▶ _WHAT IS EXPECTED_:
Print every entry word for word, but omit the pictures.
>> BEGIN
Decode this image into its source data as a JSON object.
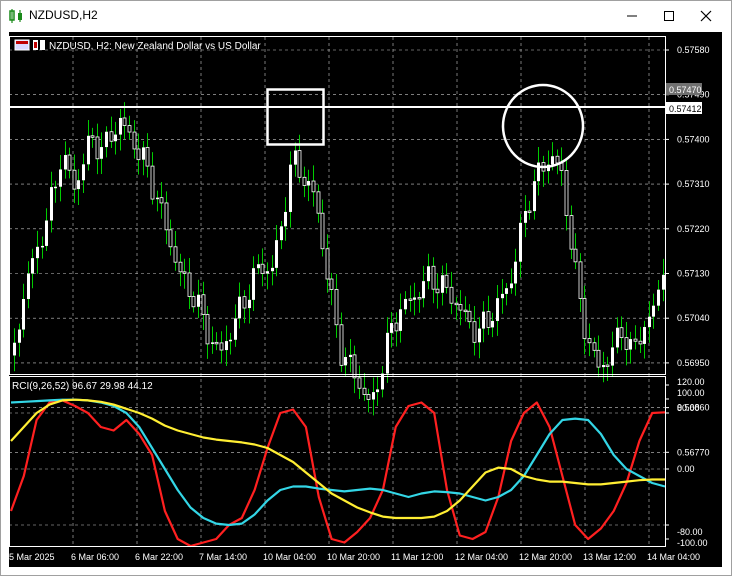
{
  "window": {
    "title": "NZDUSD,H2",
    "minimize_icon": "minimize-icon",
    "maximize_icon": "maximize-icon",
    "close_icon": "close-icon"
  },
  "chart_header": {
    "symbol_text": "NZDUSD, H2:  New Zealand Dollar vs US Dollar"
  },
  "indicator": {
    "label": "RCI(9,26,52) 96.67 29.98 44.12"
  },
  "colors": {
    "background": "#000000",
    "grid": "#c8c8c8",
    "bull_candle": "#ffffff",
    "wick": "#00cc00",
    "rci_short": "#ff2020",
    "rci_mid": "#33d6e6",
    "rci_long": "#ffee33",
    "annotation": "#ffffff"
  },
  "price_axis": {
    "ticks": [
      "0.57580",
      "0.57490",
      "0.57400",
      "0.57310",
      "0.57220",
      "0.57130",
      "0.57040",
      "0.56950",
      "0.56860",
      "0.56770"
    ],
    "tag_upper": "0.57470",
    "tag_line": "0.57412"
  },
  "rci_axis": {
    "ticks": [
      "120.00",
      "100.00",
      "80.00",
      "0.00",
      "-80.00",
      "-100.00"
    ]
  },
  "time_axis": {
    "labels": [
      "5 Mar 2025",
      "6 Mar 06:00",
      "6 Mar 22:00",
      "7 Mar 14:00",
      "10 Mar 04:00",
      "10 Mar 20:00",
      "11 Mar 12:00",
      "12 Mar 04:00",
      "12 Mar 20:00",
      "13 Mar 12:00",
      "14 Mar 04:00"
    ]
  },
  "chart_data": {
    "type": "candlestick",
    "price_range": [
      0.5673,
      0.5762
    ],
    "horizontal_line": 0.57412,
    "rci_range": [
      -120,
      120
    ],
    "rci_series": [
      {
        "name": "RCI(9)",
        "color": "#ff2020",
        "values": [
          -60,
          -10,
          70,
          95,
          98,
          90,
          80,
          60,
          55,
          70,
          50,
          20,
          -60,
          -100,
          -110,
          -105,
          -100,
          -80,
          -70,
          -30,
          30,
          80,
          85,
          60,
          -40,
          -100,
          -105,
          -90,
          -70,
          -30,
          60,
          90,
          95,
          80,
          -30,
          -95,
          -100,
          -90,
          -40,
          40,
          80,
          95,
          60,
          -10,
          -80,
          -100,
          -85,
          -60,
          -20,
          40,
          80,
          81
        ]
      },
      {
        "name": "RCI(26)",
        "color": "#33d6e6",
        "values": [
          95,
          96,
          97,
          98,
          99,
          99,
          98,
          95,
          90,
          80,
          60,
          30,
          0,
          -30,
          -55,
          -70,
          -78,
          -80,
          -78,
          -65,
          -45,
          -30,
          -25,
          -25,
          -28,
          -30,
          -32,
          -30,
          -28,
          -30,
          -35,
          -40,
          -35,
          -32,
          -33,
          -35,
          -40,
          -45,
          -40,
          -30,
          -10,
          20,
          50,
          70,
          72,
          70,
          50,
          20,
          0,
          -10,
          -20,
          -25
        ]
      },
      {
        "name": "RCI(52)",
        "color": "#ffee33",
        "values": [
          40,
          60,
          80,
          92,
          98,
          99,
          98,
          96,
          92,
          86,
          80,
          72,
          62,
          55,
          50,
          45,
          42,
          40,
          38,
          35,
          30,
          20,
          10,
          -5,
          -20,
          -35,
          -45,
          -55,
          -62,
          -68,
          -70,
          -70,
          -70,
          -68,
          -60,
          -45,
          -25,
          -5,
          2,
          0,
          -10,
          -15,
          -18,
          -18,
          -20,
          -22,
          -22,
          -20,
          -18,
          -16,
          -15,
          -15
        ]
      }
    ]
  }
}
>> END
▶ _EXERCISE OUTPUT_:
Decode this image into its source data as a JSON object.
{
  "window": {
    "title": "NZDUSD,H2",
    "minimize_icon": "minimize-icon",
    "maximize_icon": "maximize-icon",
    "close_icon": "close-icon"
  },
  "chart_header": {
    "symbol_text": "NZDUSD, H2:  New Zealand Dollar vs US Dollar"
  },
  "indicator": {
    "label": "RCI(9,26,52) 96.67 29.98 44.12"
  },
  "colors": {
    "background": "#000000",
    "grid": "#c8c8c8",
    "bull_candle": "#ffffff",
    "wick": "#00cc00",
    "rci_short": "#ff2020",
    "rci_mid": "#33d6e6",
    "rci_long": "#ffee33",
    "annotation": "#ffffff"
  },
  "price_axis": {
    "ticks": [
      "0.57580",
      "0.57490",
      "0.57400",
      "0.57310",
      "0.57220",
      "0.57130",
      "0.57040",
      "0.56950",
      "0.56860",
      "0.56770"
    ],
    "tag_upper": "0.57470",
    "tag_line": "0.57412"
  },
  "rci_axis": {
    "ticks": [
      "120.00",
      "100.00",
      "80.00",
      "0.00",
      "-80.00",
      "-100.00"
    ]
  },
  "time_axis": {
    "labels": [
      "5 Mar 2025",
      "6 Mar 06:00",
      "6 Mar 22:00",
      "7 Mar 14:00",
      "10 Mar 04:00",
      "10 Mar 20:00",
      "11 Mar 12:00",
      "12 Mar 04:00",
      "12 Mar 20:00",
      "13 Mar 12:00",
      "14 Mar 04:00"
    ]
  },
  "chart_data": {
    "type": "candlestick",
    "price_range": [
      0.5673,
      0.5762
    ],
    "horizontal_line": 0.57412,
    "rci_range": [
      -120,
      120
    ],
    "rci_series": [
      {
        "name": "RCI(9)",
        "color": "#ff2020",
        "values": [
          -60,
          -10,
          70,
          95,
          98,
          90,
          80,
          60,
          55,
          70,
          50,
          20,
          -60,
          -100,
          -110,
          -105,
          -100,
          -80,
          -70,
          -30,
          30,
          80,
          85,
          60,
          -40,
          -100,
          -105,
          -90,
          -70,
          -30,
          60,
          90,
          95,
          80,
          -30,
          -95,
          -100,
          -90,
          -40,
          40,
          80,
          95,
          60,
          -10,
          -80,
          -100,
          -85,
          -60,
          -20,
          40,
          80,
          81
        ]
      },
      {
        "name": "RCI(26)",
        "color": "#33d6e6",
        "values": [
          95,
          96,
          97,
          98,
          99,
          99,
          98,
          95,
          90,
          80,
          60,
          30,
          0,
          -30,
          -55,
          -70,
          -78,
          -80,
          -78,
          -65,
          -45,
          -30,
          -25,
          -25,
          -28,
          -30,
          -32,
          -30,
          -28,
          -30,
          -35,
          -40,
          -35,
          -32,
          -33,
          -35,
          -40,
          -45,
          -40,
          -30,
          -10,
          20,
          50,
          70,
          72,
          70,
          50,
          20,
          0,
          -10,
          -20,
          -25
        ]
      },
      {
        "name": "RCI(52)",
        "color": "#ffee33",
        "values": [
          40,
          60,
          80,
          92,
          98,
          99,
          98,
          96,
          92,
          86,
          80,
          72,
          62,
          55,
          50,
          45,
          42,
          40,
          38,
          35,
          30,
          20,
          10,
          -5,
          -20,
          -35,
          -45,
          -55,
          -62,
          -68,
          -70,
          -70,
          -70,
          -68,
          -60,
          -45,
          -25,
          -5,
          2,
          0,
          -10,
          -15,
          -18,
          -18,
          -20,
          -22,
          -22,
          -20,
          -18,
          -16,
          -15,
          -15
        ]
      }
    ]
  }
}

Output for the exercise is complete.